--- Begin GIVEN DATA ---
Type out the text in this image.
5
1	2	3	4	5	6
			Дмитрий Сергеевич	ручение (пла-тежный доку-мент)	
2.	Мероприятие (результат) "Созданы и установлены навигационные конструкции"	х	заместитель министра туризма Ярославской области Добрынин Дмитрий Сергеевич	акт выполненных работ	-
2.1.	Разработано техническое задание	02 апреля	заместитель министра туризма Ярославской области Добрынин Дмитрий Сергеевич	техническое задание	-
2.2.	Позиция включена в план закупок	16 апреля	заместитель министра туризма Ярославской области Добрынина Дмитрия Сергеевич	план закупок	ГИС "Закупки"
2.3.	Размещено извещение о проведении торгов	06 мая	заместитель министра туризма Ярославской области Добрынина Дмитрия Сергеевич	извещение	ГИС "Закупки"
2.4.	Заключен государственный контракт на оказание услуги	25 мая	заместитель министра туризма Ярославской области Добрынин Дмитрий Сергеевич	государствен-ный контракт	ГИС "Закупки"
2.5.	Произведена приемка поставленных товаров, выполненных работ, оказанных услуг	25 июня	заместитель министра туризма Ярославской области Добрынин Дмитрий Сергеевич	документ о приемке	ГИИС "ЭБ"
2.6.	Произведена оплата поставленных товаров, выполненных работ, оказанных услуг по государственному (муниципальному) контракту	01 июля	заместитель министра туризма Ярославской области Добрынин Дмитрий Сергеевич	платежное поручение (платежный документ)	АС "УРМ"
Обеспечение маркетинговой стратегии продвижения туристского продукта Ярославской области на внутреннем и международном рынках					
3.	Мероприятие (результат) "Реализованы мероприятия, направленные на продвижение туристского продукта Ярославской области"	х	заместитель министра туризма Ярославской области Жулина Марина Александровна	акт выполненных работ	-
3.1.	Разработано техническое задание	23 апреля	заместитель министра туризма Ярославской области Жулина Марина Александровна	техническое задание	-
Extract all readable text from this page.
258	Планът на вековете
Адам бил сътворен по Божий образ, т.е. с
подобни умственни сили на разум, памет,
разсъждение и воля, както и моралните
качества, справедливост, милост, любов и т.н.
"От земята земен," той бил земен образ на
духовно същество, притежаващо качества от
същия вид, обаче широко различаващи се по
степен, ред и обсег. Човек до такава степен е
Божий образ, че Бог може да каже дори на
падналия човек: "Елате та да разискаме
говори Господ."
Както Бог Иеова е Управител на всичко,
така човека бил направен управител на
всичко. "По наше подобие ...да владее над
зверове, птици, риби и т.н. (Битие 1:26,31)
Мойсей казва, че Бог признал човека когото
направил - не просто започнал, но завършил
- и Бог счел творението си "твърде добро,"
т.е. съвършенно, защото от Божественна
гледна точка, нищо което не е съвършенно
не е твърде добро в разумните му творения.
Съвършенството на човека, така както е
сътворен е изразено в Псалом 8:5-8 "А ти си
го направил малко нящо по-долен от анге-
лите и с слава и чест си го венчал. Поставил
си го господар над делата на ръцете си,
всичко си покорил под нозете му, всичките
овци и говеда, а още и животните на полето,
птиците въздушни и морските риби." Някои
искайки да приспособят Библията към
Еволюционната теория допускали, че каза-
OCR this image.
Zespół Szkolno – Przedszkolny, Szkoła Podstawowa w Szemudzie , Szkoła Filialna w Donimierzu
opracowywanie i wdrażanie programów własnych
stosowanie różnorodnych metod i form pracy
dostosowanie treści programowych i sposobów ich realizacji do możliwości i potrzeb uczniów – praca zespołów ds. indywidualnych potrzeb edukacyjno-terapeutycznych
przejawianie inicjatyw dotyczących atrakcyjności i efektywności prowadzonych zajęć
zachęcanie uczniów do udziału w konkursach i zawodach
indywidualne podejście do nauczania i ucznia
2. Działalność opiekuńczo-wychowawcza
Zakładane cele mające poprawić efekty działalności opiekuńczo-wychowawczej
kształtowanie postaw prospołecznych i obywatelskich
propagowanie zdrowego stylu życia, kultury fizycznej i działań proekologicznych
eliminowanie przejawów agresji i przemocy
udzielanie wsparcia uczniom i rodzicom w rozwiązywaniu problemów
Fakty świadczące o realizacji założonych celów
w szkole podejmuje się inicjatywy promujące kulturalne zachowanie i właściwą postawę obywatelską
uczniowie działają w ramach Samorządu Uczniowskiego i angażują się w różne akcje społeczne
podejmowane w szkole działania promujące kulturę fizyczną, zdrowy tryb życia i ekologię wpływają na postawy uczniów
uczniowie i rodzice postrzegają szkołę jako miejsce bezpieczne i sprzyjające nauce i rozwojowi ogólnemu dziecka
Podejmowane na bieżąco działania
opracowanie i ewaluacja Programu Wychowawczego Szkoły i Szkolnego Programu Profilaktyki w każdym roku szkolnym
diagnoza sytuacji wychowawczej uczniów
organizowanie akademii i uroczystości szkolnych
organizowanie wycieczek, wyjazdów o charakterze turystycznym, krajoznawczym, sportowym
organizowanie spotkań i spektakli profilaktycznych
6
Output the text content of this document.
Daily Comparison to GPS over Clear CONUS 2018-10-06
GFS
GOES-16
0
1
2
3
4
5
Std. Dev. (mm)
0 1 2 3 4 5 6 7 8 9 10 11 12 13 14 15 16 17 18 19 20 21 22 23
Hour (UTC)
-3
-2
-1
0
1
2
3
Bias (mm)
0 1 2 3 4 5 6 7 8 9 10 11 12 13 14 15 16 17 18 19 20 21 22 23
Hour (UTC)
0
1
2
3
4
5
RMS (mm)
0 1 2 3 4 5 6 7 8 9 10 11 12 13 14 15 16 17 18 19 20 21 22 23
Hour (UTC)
--- End GIVEN DATA ---
Please output the complete data exactly.

• [SOLUTION FOR THIS TASK]:
Type out the text in this image.
5
1	2	3	4	5	6
			Дмитрий Сергеевич	ручение (пла-тежный доку-мент)	
2.	Мероприятие (результат) "Созданы и установлены навигационные конструкции"	х	заместитель министра туризма Ярославской области Добрынин Дмитрий Сергеевич	акт выполненных работ	-
2.1.	Разработано техническое задание	02 апреля	заместитель министра туризма Ярославской области Добрынин Дмитрий Сергеевич	техническое задание	-
2.2.	Позиция включена в план закупок	16 апреля	заместитель министра туризма Ярославской области Добрынина Дмитрия Сергеевич	план закупок	ГИС "Закупки"
2.3.	Размещено извещение о проведении торгов	06 мая	заместитель министра туризма Ярославской области Добрынина Дмитрия Сергеевич	извещение	ГИС "Закупки"
2.4.	Заключен государственный контракт на оказание услуги	25 мая	заместитель министра туризма Ярославской области Добрынин Дмитрий Сергеевич	государствен-ный контракт	ГИС "Закупки"
2.5.	Произведена приемка поставленных товаров, выполненных работ, оказанных услуг	25 июня	заместитель министра туризма Ярославской области Добрынин Дмитрий Сергеевич	документ о приемке	ГИИС "ЭБ"
2.6.	Произведена оплата поставленных товаров, выполненных работ, оказанных услуг по государственному (муниципальному) контракту	01 июля	заместитель министра туризма Ярославской области Добрынин Дмитрий Сергеевич	платежное поручение (платежный документ)	АС "УРМ"
Обеспечение маркетинговой стратегии продвижения туристского продукта Ярославской области на внутреннем и международном рынках					
3.	Мероприятие (результат) "Реализованы мероприятия, направленные на продвижение туристского продукта Ярославской области"	х	заместитель министра туризма Ярославской области Жулина Марина Александровна	акт выполненных работ	-
3.1.	Разработано техническое задание	23 апреля	заместитель министра туризма Ярославской области Жулина Марина Александровна	техническое задание	-
Extract all readable text from this page.
258	Планът на вековете
Адам бил сътворен по Божий образ, т.е. с
подобни умственни сили на разум, памет,
разсъждение и воля, както и моралните
качества, справедливост, милост, любов и т.н.
"От земята земен," той бил земен образ на
духовно същество, притежаващо качества от
същия вид, обаче широко различаващи се по
степен, ред и обсег. Човек до такава степен е
Божий образ, че Бог може да каже дори на
падналия човек: "Елате та да разискаме
говори Господ."
Както Бог Иеова е Управител на всичко,
така човека бил направен управител на
всичко. "По наше подобие ...да владее над
зверове, птици, риби и т.н. (Битие 1:26,31)
Мойсей казва, че Бог признал човека когото
направил - не просто започнал, но завършил
- и Бог счел творението си "твърде добро,"
т.е. съвършенно, защото от Божественна
гледна точка, нищо което не е съвършенно
не е твърде добро в разумните му творения.
Съвършенството на човека, така както е
сътворен е изразено в Псалом 8:5-8 "А ти си
го направил малко нящо по-долен от анге-
лите и с слава и чест си го венчал. Поставил
си го господар над делата на ръцете си,
всичко си покорил под нозете му, всичките
овци и говеда, а още и животните на полето,
птиците въздушни и морските риби." Някои
искайки да приспособят Библията към
Еволюционната теория допускали, че каза-
OCR this image.
Zespół Szkolno – Przedszkolny, Szkoła Podstawowa w Szemudzie , Szkoła Filialna w Donimierzu
opracowywanie i wdrażanie programów własnych
stosowanie różnorodnych metod i form pracy
dostosowanie treści programowych i sposobów ich realizacji do możliwości i potrzeb uczniów – praca zespołów ds. indywidualnych potrzeb edukacyjno-terapeutycznych
przejawianie inicjatyw dotyczących atrakcyjności i efektywności prowadzonych zajęć
zachęcanie uczniów do udziału w konkursach i zawodach
indywidualne podejście do nauczania i ucznia
2. Działalność opiekuńczo-wychowawcza
Zakładane cele mające poprawić efekty działalności opiekuńczo-wychowawczej
kształtowanie postaw prospołecznych i obywatelskich
propagowanie zdrowego stylu życia, kultury fizycznej i działań proekologicznych
eliminowanie przejawów agresji i przemocy
udzielanie wsparcia uczniom i rodzicom w rozwiązywaniu problemów
Fakty świadczące o realizacji założonych celów
w szkole podejmuje się inicjatywy promujące kulturalne zachowanie i właściwą postawę obywatelską
uczniowie działają w ramach Samorządu Uczniowskiego i angażują się w różne akcje społeczne
podejmowane w szkole działania promujące kulturę fizyczną, zdrowy tryb życia i ekologię wpływają na postawy uczniów
uczniowie i rodzice postrzegają szkołę jako miejsce bezpieczne i sprzyjające nauce i rozwojowi ogólnemu dziecka
Podejmowane na bieżąco działania
opracowanie i ewaluacja Programu Wychowawczego Szkoły i Szkolnego Programu Profilaktyki w każdym roku szkolnym
diagnoza sytuacji wychowawczej uczniów
organizowanie akademii i uroczystości szkolnych
organizowanie wycieczek, wyjazdów o charakterze turystycznym, krajoznawczym, sportowym
organizowanie spotkań i spektakli profilaktycznych
6
Output the text content of this document.
Daily Comparison to GPS over Clear CONUS 2018-10-06
GFS
GOES-16
0
1
2
3
4
5
Std. Dev. (mm)
0 1 2 3 4 5 6 7 8 9 10 11 12 13 14 15 16 17 18 19 20 21 22 23
Hour (UTC)
-3
-2
-1
0
1
2
3
Bias (mm)
0 1 2 3 4 5 6 7 8 9 10 11 12 13 14 15 16 17 18 19 20 21 22 23
Hour (UTC)
0
1
2
3
4
5
RMS (mm)
0 1 2 3 4 5 6 7 8 9 10 11 12 13 14 15 16 17 18 19 20 21 22 23
Hour (UTC)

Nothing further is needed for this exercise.